▶ **Short exercise**:
Locate every line in the material below that has the word "nečistot". Copy each of those lines.
━━━ Given entries
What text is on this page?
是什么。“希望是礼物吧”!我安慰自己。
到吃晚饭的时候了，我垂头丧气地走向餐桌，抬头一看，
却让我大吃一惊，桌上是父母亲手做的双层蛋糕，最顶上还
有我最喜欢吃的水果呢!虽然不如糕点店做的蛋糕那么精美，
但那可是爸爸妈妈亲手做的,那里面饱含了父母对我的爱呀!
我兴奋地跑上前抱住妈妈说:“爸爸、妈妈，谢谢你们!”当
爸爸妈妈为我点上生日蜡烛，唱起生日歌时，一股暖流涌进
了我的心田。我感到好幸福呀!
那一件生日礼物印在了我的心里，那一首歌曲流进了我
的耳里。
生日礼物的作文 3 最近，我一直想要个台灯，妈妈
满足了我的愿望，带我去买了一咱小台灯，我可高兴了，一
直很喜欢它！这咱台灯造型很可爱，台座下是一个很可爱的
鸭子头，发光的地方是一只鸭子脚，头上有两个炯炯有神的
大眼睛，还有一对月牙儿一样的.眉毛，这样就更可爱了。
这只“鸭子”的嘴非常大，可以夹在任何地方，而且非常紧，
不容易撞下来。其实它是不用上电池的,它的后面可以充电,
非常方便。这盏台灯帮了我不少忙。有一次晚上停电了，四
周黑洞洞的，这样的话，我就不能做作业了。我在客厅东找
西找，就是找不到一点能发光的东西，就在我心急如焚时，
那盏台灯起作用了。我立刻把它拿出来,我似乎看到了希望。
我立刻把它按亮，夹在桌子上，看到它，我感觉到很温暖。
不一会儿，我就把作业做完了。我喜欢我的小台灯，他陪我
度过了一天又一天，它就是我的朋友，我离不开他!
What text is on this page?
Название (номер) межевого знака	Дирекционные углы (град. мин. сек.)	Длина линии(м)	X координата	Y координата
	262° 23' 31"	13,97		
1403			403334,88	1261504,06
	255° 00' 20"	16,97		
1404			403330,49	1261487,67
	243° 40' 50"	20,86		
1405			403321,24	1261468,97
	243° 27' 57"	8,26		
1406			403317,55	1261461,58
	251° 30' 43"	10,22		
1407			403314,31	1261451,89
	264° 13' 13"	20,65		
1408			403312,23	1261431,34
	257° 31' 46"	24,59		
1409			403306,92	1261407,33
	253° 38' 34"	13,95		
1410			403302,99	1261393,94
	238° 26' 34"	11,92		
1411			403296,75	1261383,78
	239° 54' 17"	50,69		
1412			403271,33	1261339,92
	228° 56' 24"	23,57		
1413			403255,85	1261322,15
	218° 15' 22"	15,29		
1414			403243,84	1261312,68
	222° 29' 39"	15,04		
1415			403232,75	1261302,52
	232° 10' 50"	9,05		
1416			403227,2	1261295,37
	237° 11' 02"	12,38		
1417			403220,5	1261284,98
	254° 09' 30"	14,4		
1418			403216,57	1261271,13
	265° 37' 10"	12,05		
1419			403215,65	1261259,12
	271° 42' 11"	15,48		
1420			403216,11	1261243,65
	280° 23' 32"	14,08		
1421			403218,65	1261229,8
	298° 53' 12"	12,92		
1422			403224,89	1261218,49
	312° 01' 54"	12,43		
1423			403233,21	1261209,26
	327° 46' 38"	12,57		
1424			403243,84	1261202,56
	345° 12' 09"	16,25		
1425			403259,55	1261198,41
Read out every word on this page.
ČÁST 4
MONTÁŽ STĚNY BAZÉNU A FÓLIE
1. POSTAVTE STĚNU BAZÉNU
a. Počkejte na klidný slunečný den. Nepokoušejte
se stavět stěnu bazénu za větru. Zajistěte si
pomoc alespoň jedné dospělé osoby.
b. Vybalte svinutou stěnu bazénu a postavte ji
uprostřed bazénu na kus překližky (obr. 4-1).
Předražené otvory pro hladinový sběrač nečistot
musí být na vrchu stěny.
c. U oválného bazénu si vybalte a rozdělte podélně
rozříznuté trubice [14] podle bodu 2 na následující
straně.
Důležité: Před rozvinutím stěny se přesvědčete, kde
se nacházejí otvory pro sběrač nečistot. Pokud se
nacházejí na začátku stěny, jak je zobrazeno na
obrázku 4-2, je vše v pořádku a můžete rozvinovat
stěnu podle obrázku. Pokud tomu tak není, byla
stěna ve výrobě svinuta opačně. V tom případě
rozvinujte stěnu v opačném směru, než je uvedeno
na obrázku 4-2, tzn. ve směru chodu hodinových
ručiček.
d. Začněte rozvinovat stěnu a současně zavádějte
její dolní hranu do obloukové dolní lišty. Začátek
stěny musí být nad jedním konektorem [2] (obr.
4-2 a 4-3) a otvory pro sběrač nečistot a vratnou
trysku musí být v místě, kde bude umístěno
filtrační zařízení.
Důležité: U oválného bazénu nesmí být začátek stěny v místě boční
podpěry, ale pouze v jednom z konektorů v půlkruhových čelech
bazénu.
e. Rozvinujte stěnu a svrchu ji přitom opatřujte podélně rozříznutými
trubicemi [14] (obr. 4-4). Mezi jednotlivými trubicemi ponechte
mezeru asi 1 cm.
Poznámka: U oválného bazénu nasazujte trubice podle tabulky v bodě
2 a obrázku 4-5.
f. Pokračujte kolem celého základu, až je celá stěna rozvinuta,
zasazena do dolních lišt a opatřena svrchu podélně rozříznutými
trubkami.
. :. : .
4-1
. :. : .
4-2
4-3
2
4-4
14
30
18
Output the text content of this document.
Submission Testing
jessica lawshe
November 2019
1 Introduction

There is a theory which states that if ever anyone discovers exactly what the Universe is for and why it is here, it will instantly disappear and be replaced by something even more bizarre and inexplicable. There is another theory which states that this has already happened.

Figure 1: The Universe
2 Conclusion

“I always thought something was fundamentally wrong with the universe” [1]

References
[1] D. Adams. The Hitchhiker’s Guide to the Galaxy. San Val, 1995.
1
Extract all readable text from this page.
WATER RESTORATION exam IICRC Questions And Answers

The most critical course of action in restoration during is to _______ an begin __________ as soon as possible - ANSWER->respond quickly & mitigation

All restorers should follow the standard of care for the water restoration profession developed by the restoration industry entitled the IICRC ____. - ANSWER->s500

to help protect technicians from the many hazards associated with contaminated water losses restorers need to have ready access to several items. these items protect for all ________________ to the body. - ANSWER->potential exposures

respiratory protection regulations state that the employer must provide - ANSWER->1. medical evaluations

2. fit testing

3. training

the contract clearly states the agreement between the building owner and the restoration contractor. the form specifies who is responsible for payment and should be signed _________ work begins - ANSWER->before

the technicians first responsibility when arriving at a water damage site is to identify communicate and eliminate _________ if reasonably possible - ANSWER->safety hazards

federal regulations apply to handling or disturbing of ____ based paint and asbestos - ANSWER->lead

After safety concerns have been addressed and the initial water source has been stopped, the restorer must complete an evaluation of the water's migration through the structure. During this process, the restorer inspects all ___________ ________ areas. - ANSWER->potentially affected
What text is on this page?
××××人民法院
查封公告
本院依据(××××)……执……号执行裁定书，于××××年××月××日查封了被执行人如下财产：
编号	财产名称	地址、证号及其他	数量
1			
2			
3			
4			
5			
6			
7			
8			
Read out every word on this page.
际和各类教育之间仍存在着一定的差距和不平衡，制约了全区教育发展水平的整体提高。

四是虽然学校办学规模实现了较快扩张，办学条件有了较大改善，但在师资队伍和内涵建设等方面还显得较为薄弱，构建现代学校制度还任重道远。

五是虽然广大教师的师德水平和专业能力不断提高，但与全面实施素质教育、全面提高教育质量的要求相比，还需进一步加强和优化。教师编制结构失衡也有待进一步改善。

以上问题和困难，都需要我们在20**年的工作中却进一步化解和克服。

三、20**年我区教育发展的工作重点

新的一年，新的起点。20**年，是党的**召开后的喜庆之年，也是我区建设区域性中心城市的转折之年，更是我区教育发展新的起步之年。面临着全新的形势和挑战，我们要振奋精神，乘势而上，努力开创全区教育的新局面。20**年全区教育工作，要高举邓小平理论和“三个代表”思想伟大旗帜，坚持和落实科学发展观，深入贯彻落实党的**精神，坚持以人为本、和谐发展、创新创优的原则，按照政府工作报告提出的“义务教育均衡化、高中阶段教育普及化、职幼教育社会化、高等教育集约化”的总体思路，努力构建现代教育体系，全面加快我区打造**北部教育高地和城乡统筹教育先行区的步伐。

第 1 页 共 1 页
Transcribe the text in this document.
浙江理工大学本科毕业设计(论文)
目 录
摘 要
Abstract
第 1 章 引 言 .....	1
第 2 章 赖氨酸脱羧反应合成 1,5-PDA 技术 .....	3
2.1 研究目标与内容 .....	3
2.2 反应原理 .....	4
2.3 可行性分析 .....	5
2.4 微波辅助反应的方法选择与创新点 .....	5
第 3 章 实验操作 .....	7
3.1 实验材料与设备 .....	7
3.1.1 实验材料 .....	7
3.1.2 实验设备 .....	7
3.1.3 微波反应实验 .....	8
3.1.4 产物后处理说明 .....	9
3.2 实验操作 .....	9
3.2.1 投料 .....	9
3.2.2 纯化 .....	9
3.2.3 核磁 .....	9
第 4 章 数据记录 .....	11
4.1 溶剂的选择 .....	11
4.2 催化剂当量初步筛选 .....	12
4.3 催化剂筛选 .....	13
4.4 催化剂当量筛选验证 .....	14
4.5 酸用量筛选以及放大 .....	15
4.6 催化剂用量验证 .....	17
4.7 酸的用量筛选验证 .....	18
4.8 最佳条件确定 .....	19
━━━━━━
▶ **Answer to this problem**:
Předražené otvory pro hladinový sběrač nečistot
se nacházejí otvory pro sběrač nečistot. Pokud se
4-2 a 4-3) a otvory pro sběrač nečistot a vratnou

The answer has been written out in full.